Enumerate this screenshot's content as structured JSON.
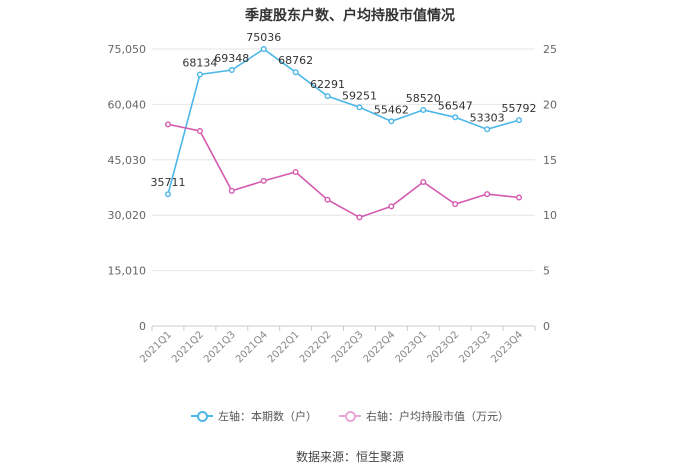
{
  "chart_data": {
    "type": "line",
    "title": "季度股东户数、户均持股市值情况",
    "categories": [
      "2021Q1",
      "2021Q2",
      "2021Q3",
      "2021Q4",
      "2022Q1",
      "2022Q2",
      "2022Q3",
      "2022Q4",
      "2023Q1",
      "2023Q2",
      "2023Q3",
      "2023Q4"
    ],
    "left_axis": {
      "ylim": [
        0,
        75050
      ],
      "ticks": [
        0,
        15010,
        30020,
        45030,
        60040,
        75050
      ],
      "tick_labels": [
        "0",
        "15,010",
        "30,020",
        "45,030",
        "60,040",
        "75,050"
      ]
    },
    "right_axis": {
      "ylim": [
        0,
        25
      ],
      "ticks": [
        0,
        5,
        10,
        15,
        20,
        25
      ],
      "tick_labels": [
        "0",
        "5",
        "10",
        "15",
        "20",
        "25"
      ]
    },
    "series": [
      {
        "name": "左轴：本期数（户）",
        "axis": "left",
        "color": "#4cb7e8",
        "values": [
          35711,
          68134,
          69348,
          75036,
          68762,
          62291,
          59251,
          55462,
          58520,
          56547,
          53303,
          55792
        ],
        "labels": [
          "35711",
          "68134",
          "69348",
          "75036",
          "68762",
          "62291",
          "59251",
          "55462",
          "58520",
          "56547",
          "53303",
          "55792"
        ]
      },
      {
        "name": "右轴：户均持股市值（万元）",
        "axis": "right",
        "color": "#d45ab0",
        "values": [
          18.2,
          17.6,
          12.2,
          13.1,
          13.9,
          11.4,
          9.8,
          10.8,
          13.0,
          11.0,
          11.9,
          11.6
        ]
      }
    ],
    "grid": true,
    "legend_position": "bottom"
  },
  "source_text": "数据来源：恒生聚源"
}
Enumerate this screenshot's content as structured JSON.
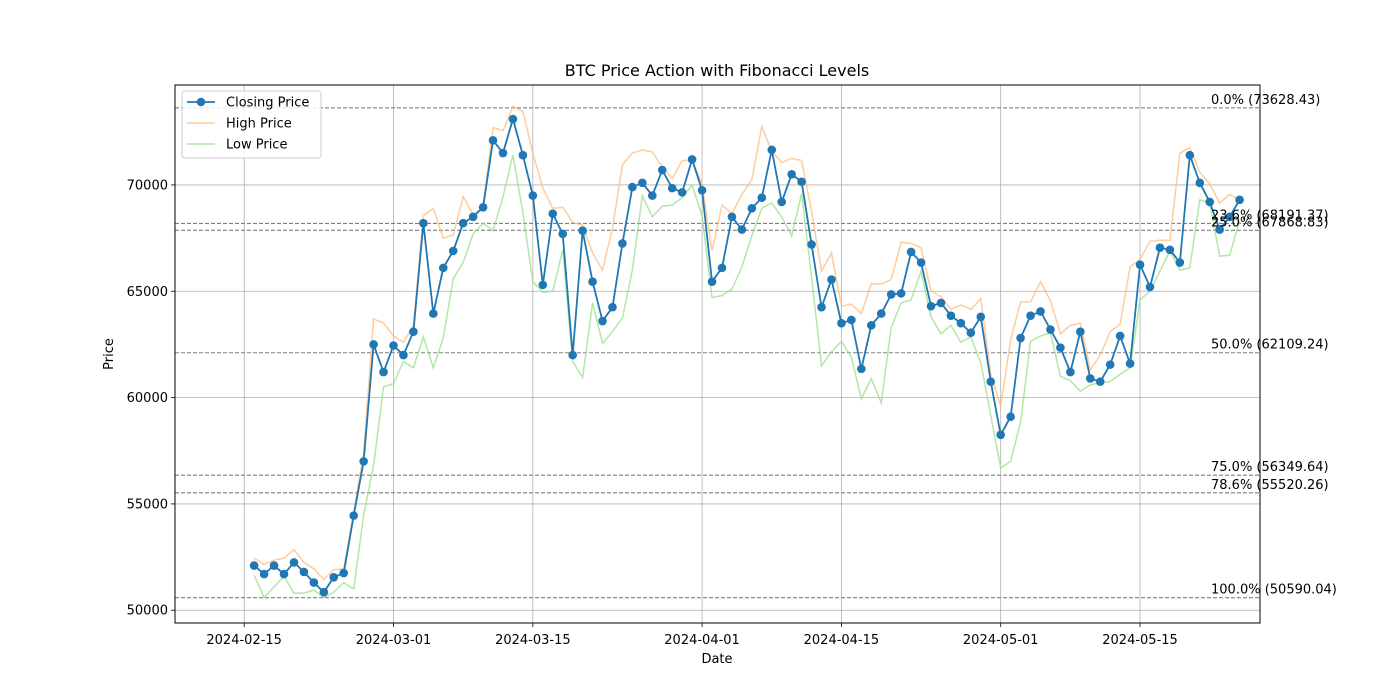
{
  "chart_data": {
    "type": "line",
    "title": "BTC Price Action with Fibonacci Levels",
    "xlabel": "Date",
    "ylabel": "Price",
    "xlim": [
      -7.95,
      101.05
    ],
    "ylim": [
      49400,
      74700
    ],
    "grid": true,
    "legend_position": "top-left",
    "x_start_date": "2024-02-16",
    "x_ticks": [
      {
        "day": -1,
        "label": "2024-02-15"
      },
      {
        "day": 14,
        "label": "2024-03-01"
      },
      {
        "day": 28,
        "label": "2024-03-15"
      },
      {
        "day": 45,
        "label": "2024-04-01"
      },
      {
        "day": 59,
        "label": "2024-04-15"
      },
      {
        "day": 75,
        "label": "2024-05-01"
      },
      {
        "day": 89,
        "label": "2024-05-15"
      }
    ],
    "y_ticks": [
      50000,
      55000,
      60000,
      65000,
      70000
    ],
    "y_tick_labels": [
      "50000",
      "55000",
      "60000",
      "65000",
      "70000"
    ],
    "series": [
      {
        "name": "Closing Price",
        "color": "#1f77b4",
        "marker": "circle",
        "values": [
          52100,
          51700,
          52100,
          51700,
          52250,
          51800,
          51300,
          50850,
          51550,
          51750,
          54450,
          57000,
          62500,
          61200,
          62450,
          62000,
          63100,
          68200,
          63950,
          66100,
          66900,
          68200,
          68500,
          68950,
          72100,
          71500,
          73100,
          71400,
          69500,
          65300,
          68650,
          67700,
          62000,
          67850,
          65450,
          63600,
          64250,
          67250,
          69900,
          70100,
          69500,
          70700,
          69850,
          69650,
          71200,
          69750,
          65450,
          66100,
          68500,
          67900,
          68900,
          69400,
          71650,
          69200,
          70500,
          70150,
          67200,
          64250,
          65550,
          63500,
          63650,
          61350,
          63400,
          63950,
          64850,
          64900,
          66850,
          66350,
          64300,
          64450,
          63850,
          63500,
          63050,
          63800,
          60750,
          58250,
          59100,
          62800,
          63850,
          64050,
          63200,
          62350,
          61200,
          63100,
          60900,
          60750,
          61550,
          62900,
          61600,
          66250,
          65200,
          67050,
          66950,
          66350,
          71400,
          70100,
          69200,
          67900,
          68500,
          69300
        ]
      },
      {
        "name": "High Price",
        "color": "#ffbb78",
        "values": [
          52450,
          52150,
          52350,
          52450,
          52850,
          52250,
          51950,
          51450,
          51900,
          51950,
          54600,
          57400,
          63700,
          63500,
          62900,
          62600,
          63400,
          68550,
          68900,
          67500,
          67650,
          69450,
          68600,
          68950,
          72700,
          72550,
          73700,
          73450,
          71500,
          69850,
          68900,
          68950,
          68250,
          68100,
          66800,
          66000,
          67950,
          70950,
          71500,
          71650,
          71550,
          70850,
          70300,
          71150,
          71150,
          70050,
          66900,
          69050,
          68650,
          69550,
          70250,
          72750,
          71600,
          71050,
          71250,
          71150,
          68750,
          65950,
          66800,
          64300,
          64400,
          63950,
          65350,
          65350,
          65550,
          67300,
          67250,
          67050,
          65000,
          64750,
          64150,
          64350,
          64150,
          64650,
          61100,
          59600,
          62700,
          64500,
          64500,
          65450,
          64550,
          63000,
          63400,
          63500,
          61300,
          62000,
          63100,
          63450,
          66150,
          66500,
          67350,
          67400,
          67400,
          71500,
          71750,
          70600,
          70050,
          69150,
          69550,
          69300
        ]
      },
      {
        "name": "Low Price",
        "color": "#98df8a",
        "values": [
          51650,
          50600,
          51100,
          51600,
          50800,
          50800,
          50950,
          50600,
          50850,
          51300,
          51000,
          54450,
          56800,
          60500,
          60650,
          61700,
          61400,
          62850,
          61400,
          62800,
          65600,
          66350,
          67700,
          68200,
          67850,
          69450,
          71400,
          68700,
          65450,
          64950,
          65000,
          66950,
          61700,
          60950,
          64450,
          62550,
          63100,
          63750,
          66000,
          69500,
          68500,
          69000,
          69050,
          69400,
          70000,
          68550,
          64700,
          64800,
          65100,
          66150,
          67600,
          68900,
          69150,
          68500,
          67600,
          69600,
          65650,
          61500,
          62150,
          62650,
          61900,
          59950,
          60900,
          59750,
          63300,
          64450,
          64600,
          65950,
          63800,
          63000,
          63400,
          62600,
          62850,
          61650,
          59150,
          56700,
          57000,
          58850,
          62650,
          62900,
          63050,
          61000,
          60800,
          60300,
          60600,
          60700,
          60750,
          61100,
          61400,
          64600,
          65000,
          65950,
          66900,
          66000,
          66100,
          69300,
          69150,
          66650,
          66700,
          68300
        ]
      }
    ],
    "fib_levels": [
      {
        "value": 73628.43,
        "label": "0.0% (73628.43)"
      },
      {
        "value": 68191.37,
        "label": "23.6% (68191.37)"
      },
      {
        "value": 67868.83,
        "label": "25.0% (67868.83)"
      },
      {
        "value": 62109.24,
        "label": "50.0% (62109.24)"
      },
      {
        "value": 56349.64,
        "label": "75.0% (56349.64)"
      },
      {
        "value": 55520.26,
        "label": "78.6% (55520.26)"
      },
      {
        "value": 50590.04,
        "label": "100.0% (50590.04)"
      }
    ],
    "fib_line_color": "#808080"
  }
}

_____

» **EXERCISE**: Exactly as written, return every line of the listing, but not the pictures.

» **RESULT OF THIS TASK**:
Enumerate this screenshot's content as structured JSON.
{
  "chart_data": {
    "type": "line",
    "title": "季度股东户数、户均持股市值情况",
    "categories": [
      "2021Q1",
      "2021Q2",
      "2021Q3",
      "2021Q4",
      "2022Q1",
      "2022Q2",
      "2022Q3",
      "2022Q4",
      "2023Q1",
      "2023Q2",
      "2023Q3",
      "2023Q4"
    ],
    "left_axis": {
      "ylim": [
        0,
        75050
      ],
      "ticks": [
        0,
        15010,
        30020,
        45030,
        60040,
        75050
      ],
      "tick_labels": [
        "0",
        "15,010",
        "30,020",
        "45,030",
        "60,040",
        "75,050"
      ]
    },
    "right_axis": {
      "ylim": [
        0,
        25
      ],
      "ticks": [
        0,
        5,
        10,
        15,
        20,
        25
      ],
      "tick_labels": [
        "0",
        "5",
        "10",
        "15",
        "20",
        "25"
      ]
    },
    "series": [
      {
        "name": "左轴：本期数（户）",
        "axis": "left",
        "color": "#4cb7e8",
        "values": [
          35711,
          68134,
          69348,
          75036,
          68762,
          62291,
          59251,
          55462,
          58520,
          56547,
          53303,
          55792
        ],
        "labels": [
          "35711",
          "68134",
          "69348",
          "75036",
          "68762",
          "62291",
          "59251",
          "55462",
          "58520",
          "56547",
          "53303",
          "55792"
        ]
      },
      {
        "name": "右轴：户均持股市值（万元）",
        "axis": "right",
        "color": "#d45ab0",
        "values": [
          18.2,
          17.6,
          12.2,
          13.1,
          13.9,
          11.4,
          9.8,
          10.8,
          13.0,
          11.0,
          11.9,
          11.6
        ]
      }
    ],
    "grid": true,
    "legend_position": "bottom"
  },
  "source_text": "数据来源：恒生聚源"
}
Enumerate this screenshot's content as structured JSON.
{
  "chart_data": {
    "type": "line",
    "title": "BTC Price Action with Fibonacci Levels",
    "xlabel": "Date",
    "ylabel": "Price",
    "xlim": [
      -7.95,
      101.05
    ],
    "ylim": [
      49400,
      74700
    ],
    "grid": true,
    "legend_position": "top-left",
    "x_start_date": "2024-02-16",
    "x_ticks": [
      {
        "day": -1,
        "label": "2024-02-15"
      },
      {
        "day": 14,
        "label": "2024-03-01"
      },
      {
        "day": 28,
        "label": "2024-03-15"
      },
      {
        "day": 45,
        "label": "2024-04-01"
      },
      {
        "day": 59,
        "label": "2024-04-15"
      },
      {
        "day": 75,
        "label": "2024-05-01"
      },
      {
        "day": 89,
        "label": "2024-05-15"
      }
    ],
    "y_ticks": [
      50000,
      55000,
      60000,
      65000,
      70000
    ],
    "y_tick_labels": [
      "50000",
      "55000",
      "60000",
      "65000",
      "70000"
    ],
    "series": [
      {
        "name": "Closing Price",
        "color": "#1f77b4",
        "marker": "circle",
        "values": [
          52100,
          51700,
          52100,
          51700,
          52250,
          51800,
          51300,
          50850,
          51550,
          51750,
          54450,
          57000,
          62500,
          61200,
          62450,
          62000,
          63100,
          68200,
          63950,
          66100,
          66900,
          68200,
          68500,
          68950,
          72100,
          71500,
          73100,
          71400,
          69500,
          65300,
          68650,
          67700,
          62000,
          67850,
          65450,
          63600,
          64250,
          67250,
          69900,
          70100,
          69500,
          70700,
          69850,
          69650,
          71200,
          69750,
          65450,
          66100,
          68500,
          67900,
          68900,
          69400,
          71650,
          69200,
          70500,
          70150,
          67200,
          64250,
          65550,
          63500,
          63650,
          61350,
          63400,
          63950,
          64850,
          64900,
          66850,
          66350,
          64300,
          64450,
          63850,
          63500,
          63050,
          63800,
          60750,
          58250,
          59100,
          62800,
          63850,
          64050,
          63200,
          62350,
          61200,
          63100,
          60900,
          60750,
          61550,
          62900,
          61600,
          66250,
          65200,
          67050,
          66950,
          66350,
          71400,
          70100,
          69200,
          67900,
          68500,
          69300
        ]
      },
      {
        "name": "High Price",
        "color": "#ffbb78",
        "values": [
          52450,
          52150,
          52350,
          52450,
          52850,
          52250,
          51950,
          51450,
          51900,
          51950,
          54600,
          57400,
          63700,
          63500,
          62900,
          62600,
          63400,
          68550,
          68900,
          67500,
          67650,
          69450,
          68600,
          68950,
          72700,
          72550,
          73700,
          73450,
          71500,
          69850,
          68900,
          68950,
          68250,
          68100,
          66800,
          66000,
          67950,
          70950,
          71500,
          71650,
          71550,
          70850,
          70300,
          71150,
          71150,
          70050,
          66900,
          69050,
          68650,
          69550,
          70250,
          72750,
          71600,
          71050,
          71250,
          71150,
          68750,
          65950,
          66800,
          64300,
          64400,
          63950,
          65350,
          65350,
          65550,
          67300,
          67250,
          67050,
          65000,
          64750,
          64150,
          64350,
          64150,
          64650,
          61100,
          59600,
          62700,
          64500,
          64500,
          65450,
          64550,
          63000,
          63400,
          63500,
          61300,
          62000,
          63100,
          63450,
          66150,
          66500,
          67350,
          67400,
          67400,
          71500,
          71750,
          70600,
          70050,
          69150,
          69550,
          69300
        ]
      },
      {
        "name": "Low Price",
        "color": "#98df8a",
        "values": [
          51650,
          50600,
          51100,
          51600,
          50800,
          50800,
          50950,
          50600,
          50850,
          51300,
          51000,
          54450,
          56800,
          60500,
          60650,
          61700,
          61400,
          62850,
          61400,
          62800,
          65600,
          66350,
          67700,
          68200,
          67850,
          69450,
          71400,
          68700,
          65450,
          64950,
          65000,
          66950,
          61700,
          60950,
          64450,
          62550,
          63100,
          63750,
          66000,
          69500,
          68500,
          69000,
          69050,
          69400,
          70000,
          68550,
          64700,
          64800,
          65100,
          66150,
          67600,
          68900,
          69150,
          68500,
          67600,
          69600,
          65650,
          61500,
          62150,
          62650,
          61900,
          59950,
          60900,
          59750,
          63300,
          64450,
          64600,
          65950,
          63800,
          63000,
          63400,
          62600,
          62850,
          61650,
          59150,
          56700,
          57000,
          58850,
          62650,
          62900,
          63050,
          61000,
          60800,
          60300,
          60600,
          60700,
          60750,
          61100,
          61400,
          64600,
          65000,
          65950,
          66900,
          66000,
          66100,
          69300,
          69150,
          66650,
          66700,
          68300
        ]
      }
    ],
    "fib_levels": [
      {
        "value": 73628.43,
        "label": "0.0% (73628.43)"
      },
      {
        "value": 68191.37,
        "label": "23.6% (68191.37)"
      },
      {
        "value": 67868.83,
        "label": "25.0% (67868.83)"
      },
      {
        "value": 62109.24,
        "label": "50.0% (62109.24)"
      },
      {
        "value": 56349.64,
        "label": "75.0% (56349.64)"
      },
      {
        "value": 55520.26,
        "label": "78.6% (55520.26)"
      },
      {
        "value": 50590.04,
        "label": "100.0% (50590.04)"
      }
    ],
    "fib_line_color": "#808080"
  }
}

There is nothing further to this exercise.